[Start Data in this exercise]
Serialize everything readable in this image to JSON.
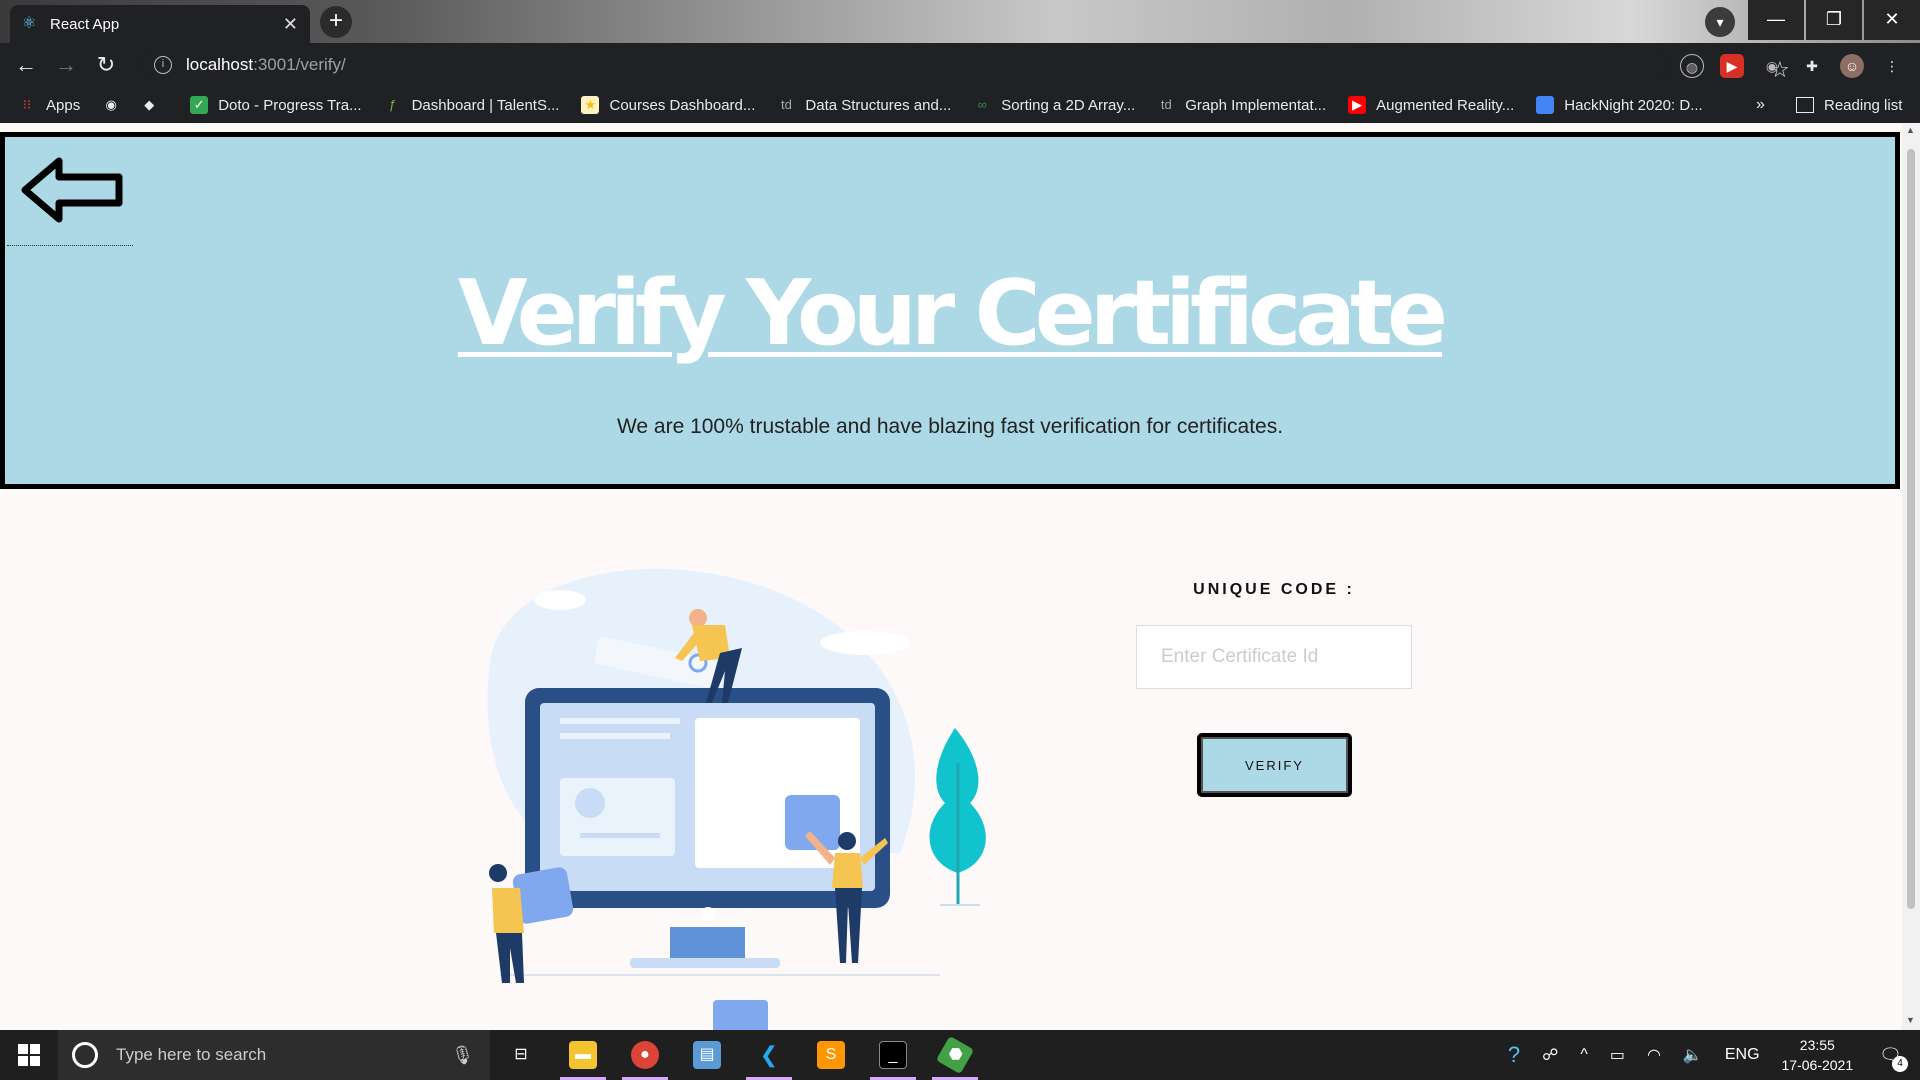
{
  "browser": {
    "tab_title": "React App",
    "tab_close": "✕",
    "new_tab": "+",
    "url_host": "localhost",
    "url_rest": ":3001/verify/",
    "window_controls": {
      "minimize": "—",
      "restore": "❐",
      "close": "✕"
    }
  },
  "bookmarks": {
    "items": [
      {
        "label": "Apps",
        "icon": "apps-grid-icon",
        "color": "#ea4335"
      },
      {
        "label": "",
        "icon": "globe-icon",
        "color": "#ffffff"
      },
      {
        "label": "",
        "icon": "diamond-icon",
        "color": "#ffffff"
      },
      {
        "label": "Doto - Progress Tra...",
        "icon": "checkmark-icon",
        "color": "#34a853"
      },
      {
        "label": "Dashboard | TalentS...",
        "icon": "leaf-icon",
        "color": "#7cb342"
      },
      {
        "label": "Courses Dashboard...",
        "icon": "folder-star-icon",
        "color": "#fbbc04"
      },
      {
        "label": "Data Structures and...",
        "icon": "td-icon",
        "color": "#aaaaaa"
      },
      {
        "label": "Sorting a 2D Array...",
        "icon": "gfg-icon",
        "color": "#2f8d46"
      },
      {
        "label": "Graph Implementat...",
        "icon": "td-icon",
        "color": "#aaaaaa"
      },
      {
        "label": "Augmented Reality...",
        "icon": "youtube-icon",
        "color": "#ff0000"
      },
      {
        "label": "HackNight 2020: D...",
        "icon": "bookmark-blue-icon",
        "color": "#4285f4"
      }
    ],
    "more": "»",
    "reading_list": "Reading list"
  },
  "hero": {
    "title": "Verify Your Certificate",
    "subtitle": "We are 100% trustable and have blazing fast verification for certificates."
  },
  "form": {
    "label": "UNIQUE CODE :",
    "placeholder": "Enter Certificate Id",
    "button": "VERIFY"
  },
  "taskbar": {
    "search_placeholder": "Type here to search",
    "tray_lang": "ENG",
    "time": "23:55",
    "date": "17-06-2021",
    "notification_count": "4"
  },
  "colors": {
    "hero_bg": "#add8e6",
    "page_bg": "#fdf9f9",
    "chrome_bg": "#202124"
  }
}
[End Data in this exercise]
**Goal:**
Excluding the pictures, reproduce every entry exactly as given.

**Final result:**
Serialize everything readable in this image to JSON.
{
  "browser": {
    "tab_title": "React App",
    "tab_close": "✕",
    "new_tab": "+",
    "url_host": "localhost",
    "url_rest": ":3001/verify/",
    "window_controls": {
      "minimize": "—",
      "restore": "❐",
      "close": "✕"
    }
  },
  "bookmarks": {
    "items": [
      {
        "label": "Apps",
        "icon": "apps-grid-icon",
        "color": "#ea4335"
      },
      {
        "label": "",
        "icon": "globe-icon",
        "color": "#ffffff"
      },
      {
        "label": "",
        "icon": "diamond-icon",
        "color": "#ffffff"
      },
      {
        "label": "Doto - Progress Tra...",
        "icon": "checkmark-icon",
        "color": "#34a853"
      },
      {
        "label": "Dashboard | TalentS...",
        "icon": "leaf-icon",
        "color": "#7cb342"
      },
      {
        "label": "Courses Dashboard...",
        "icon": "folder-star-icon",
        "color": "#fbbc04"
      },
      {
        "label": "Data Structures and...",
        "icon": "td-icon",
        "color": "#aaaaaa"
      },
      {
        "label": "Sorting a 2D Array...",
        "icon": "gfg-icon",
        "color": "#2f8d46"
      },
      {
        "label": "Graph Implementat...",
        "icon": "td-icon",
        "color": "#aaaaaa"
      },
      {
        "label": "Augmented Reality...",
        "icon": "youtube-icon",
        "color": "#ff0000"
      },
      {
        "label": "HackNight 2020: D...",
        "icon": "bookmark-blue-icon",
        "color": "#4285f4"
      }
    ],
    "more": "»",
    "reading_list": "Reading list"
  },
  "hero": {
    "title": "Verify Your Certificate",
    "subtitle": "We are 100% trustable and have blazing fast verification for certificates."
  },
  "form": {
    "label": "UNIQUE CODE :",
    "placeholder": "Enter Certificate Id",
    "button": "VERIFY"
  },
  "taskbar": {
    "search_placeholder": "Type here to search",
    "tray_lang": "ENG",
    "time": "23:55",
    "date": "17-06-2021",
    "notification_count": "4"
  },
  "colors": {
    "hero_bg": "#add8e6",
    "page_bg": "#fdf9f9",
    "chrome_bg": "#202124"
  }
}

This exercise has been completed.